_To be done:_ Restate the whole of the material. Keep every word, and drop the pictures.

_Supplied data:_
※ ※ ※
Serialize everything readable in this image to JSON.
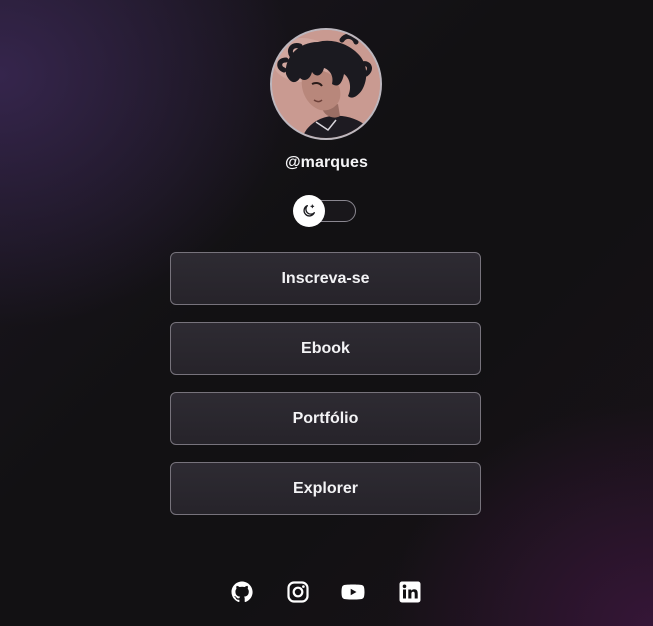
{
  "profile": {
    "username": "@marques"
  },
  "theme_toggle": {
    "icon": "moon-icon"
  },
  "links": [
    {
      "label": "Inscreva-se"
    },
    {
      "label": "Ebook"
    },
    {
      "label": "Portfólio"
    },
    {
      "label": "Explorer"
    }
  ],
  "socials": [
    {
      "icon": "github-icon"
    },
    {
      "icon": "instagram-icon"
    },
    {
      "icon": "youtube-icon"
    },
    {
      "icon": "linkedin-icon"
    }
  ],
  "colors": {
    "background": "#121113",
    "button_border": "#77737c",
    "text": "#f3f3f5"
  }
}
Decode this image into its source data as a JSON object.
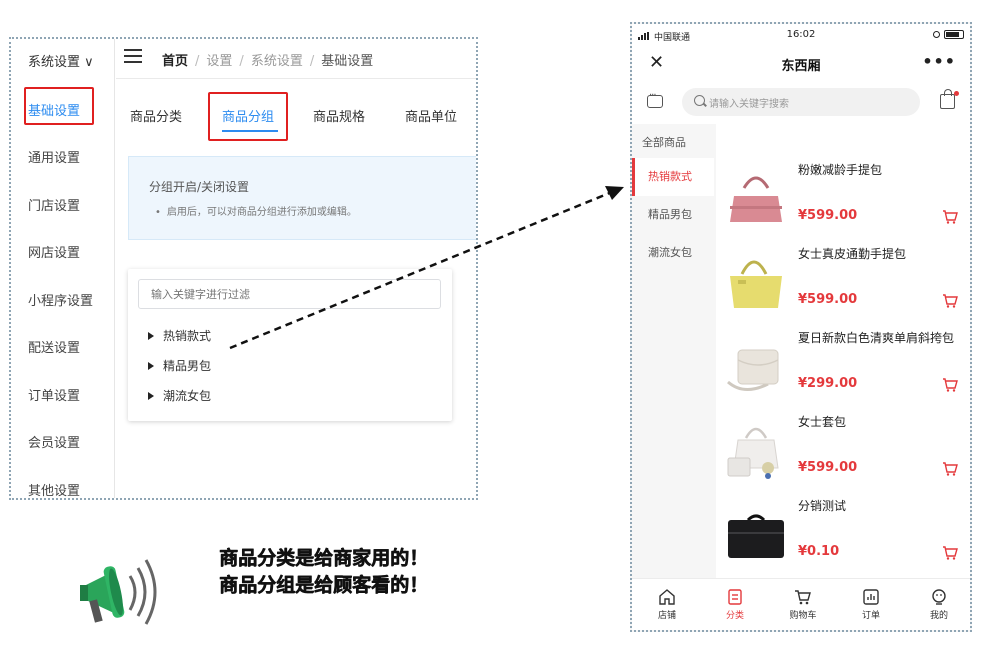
{
  "admin": {
    "sidebar": {
      "system_menu": "系统设置 ∨",
      "items": [
        {
          "label": "基础设置"
        },
        {
          "label": "通用设置"
        },
        {
          "label": "门店设置"
        },
        {
          "label": "网店设置"
        },
        {
          "label": "小程序设置"
        },
        {
          "label": "配送设置"
        },
        {
          "label": "订单设置"
        },
        {
          "label": "会员设置"
        },
        {
          "label": "其他设置"
        }
      ]
    },
    "breadcrumb": {
      "home": "首页",
      "items": [
        "设置",
        "系统设置",
        "基础设置"
      ],
      "separator": "/"
    },
    "tabs": [
      {
        "label": "商品分类"
      },
      {
        "label": "商品分组"
      },
      {
        "label": "商品规格"
      },
      {
        "label": "商品单位"
      }
    ],
    "notice": {
      "title": "分组开启/关闭设置",
      "desc": "启用后，可以对商品分组进行添加或编辑。"
    },
    "tree": {
      "filter_placeholder": "输入关键字进行过滤",
      "nodes": [
        "热销款式",
        "精品男包",
        "潮流女包"
      ]
    }
  },
  "caption": {
    "line1": "商品分类是给商家用的！",
    "line2": "商品分组是给顾客看的！"
  },
  "phone": {
    "status": {
      "carrier": "中国联通",
      "time": "16:02"
    },
    "nav": {
      "title": "东西厢",
      "close": "✕",
      "more": "•••"
    },
    "search_placeholder": "请输入关键字搜索",
    "categories": [
      {
        "label": "全部商品"
      },
      {
        "label": "热销款式"
      },
      {
        "label": "精品男包"
      },
      {
        "label": "潮流女包"
      }
    ],
    "goods": [
      {
        "name": "粉嫩减龄手提包",
        "price": "¥599.00",
        "color": "#d98a93"
      },
      {
        "name": "女士真皮通勤手提包",
        "price": "¥599.00",
        "color": "#e6dc6e"
      },
      {
        "name": "夏日新款白色清爽单肩斜挎包",
        "price": "¥299.00",
        "color": "#e9e4dc"
      },
      {
        "name": "女士套包",
        "price": "¥599.00",
        "color": "#f0eeec"
      },
      {
        "name": "分销测试",
        "price": "¥0.10",
        "color": "#1c1c1e"
      }
    ],
    "tabbar": [
      {
        "label": "店铺"
      },
      {
        "label": "分类"
      },
      {
        "label": "购物车"
      },
      {
        "label": "订单"
      },
      {
        "label": "我的"
      }
    ],
    "accent": "#e4393c"
  }
}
※ ※ ※
_Task solution:_
Serialize everything readable in this image to JSON.
{
  "profile": {
    "username": "@marques"
  },
  "theme_toggle": {
    "icon": "moon-icon"
  },
  "links": [
    {
      "label": "Inscreva-se"
    },
    {
      "label": "Ebook"
    },
    {
      "label": "Portfólio"
    },
    {
      "label": "Explorer"
    }
  ],
  "socials": [
    {
      "icon": "github-icon"
    },
    {
      "icon": "instagram-icon"
    },
    {
      "icon": "youtube-icon"
    },
    {
      "icon": "linkedin-icon"
    }
  ],
  "colors": {
    "background": "#121113",
    "button_border": "#77737c",
    "text": "#f3f3f5"
  }
}
Decode this image into its source data as a JSON object.
{
  "admin": {
    "sidebar": {
      "system_menu": "系统设置 ∨",
      "items": [
        {
          "label": "基础设置"
        },
        {
          "label": "通用设置"
        },
        {
          "label": "门店设置"
        },
        {
          "label": "网店设置"
        },
        {
          "label": "小程序设置"
        },
        {
          "label": "配送设置"
        },
        {
          "label": "订单设置"
        },
        {
          "label": "会员设置"
        },
        {
          "label": "其他设置"
        }
      ]
    },
    "breadcrumb": {
      "home": "首页",
      "items": [
        "设置",
        "系统设置",
        "基础设置"
      ],
      "separator": "/"
    },
    "tabs": [
      {
        "label": "商品分类"
      },
      {
        "label": "商品分组"
      },
      {
        "label": "商品规格"
      },
      {
        "label": "商品单位"
      }
    ],
    "notice": {
      "title": "分组开启/关闭设置",
      "desc": "启用后，可以对商品分组进行添加或编辑。"
    },
    "tree": {
      "filter_placeholder": "输入关键字进行过滤",
      "nodes": [
        "热销款式",
        "精品男包",
        "潮流女包"
      ]
    }
  },
  "caption": {
    "line1": "商品分类是给商家用的！",
    "line2": "商品分组是给顾客看的！"
  },
  "phone": {
    "status": {
      "carrier": "中国联通",
      "time": "16:02"
    },
    "nav": {
      "title": "东西厢",
      "close": "✕",
      "more": "•••"
    },
    "search_placeholder": "请输入关键字搜索",
    "categories": [
      {
        "label": "全部商品"
      },
      {
        "label": "热销款式"
      },
      {
        "label": "精品男包"
      },
      {
        "label": "潮流女包"
      }
    ],
    "goods": [
      {
        "name": "粉嫩减龄手提包",
        "price": "¥599.00",
        "color": "#d98a93"
      },
      {
        "name": "女士真皮通勤手提包",
        "price": "¥599.00",
        "color": "#e6dc6e"
      },
      {
        "name": "夏日新款白色清爽单肩斜挎包",
        "price": "¥299.00",
        "color": "#e9e4dc"
      },
      {
        "name": "女士套包",
        "price": "¥599.00",
        "color": "#f0eeec"
      },
      {
        "name": "分销测试",
        "price": "¥0.10",
        "color": "#1c1c1e"
      }
    ],
    "tabbar": [
      {
        "label": "店铺"
      },
      {
        "label": "分类"
      },
      {
        "label": "购物车"
      },
      {
        "label": "订单"
      },
      {
        "label": "我的"
      }
    ],
    "accent": "#e4393c"
  }
}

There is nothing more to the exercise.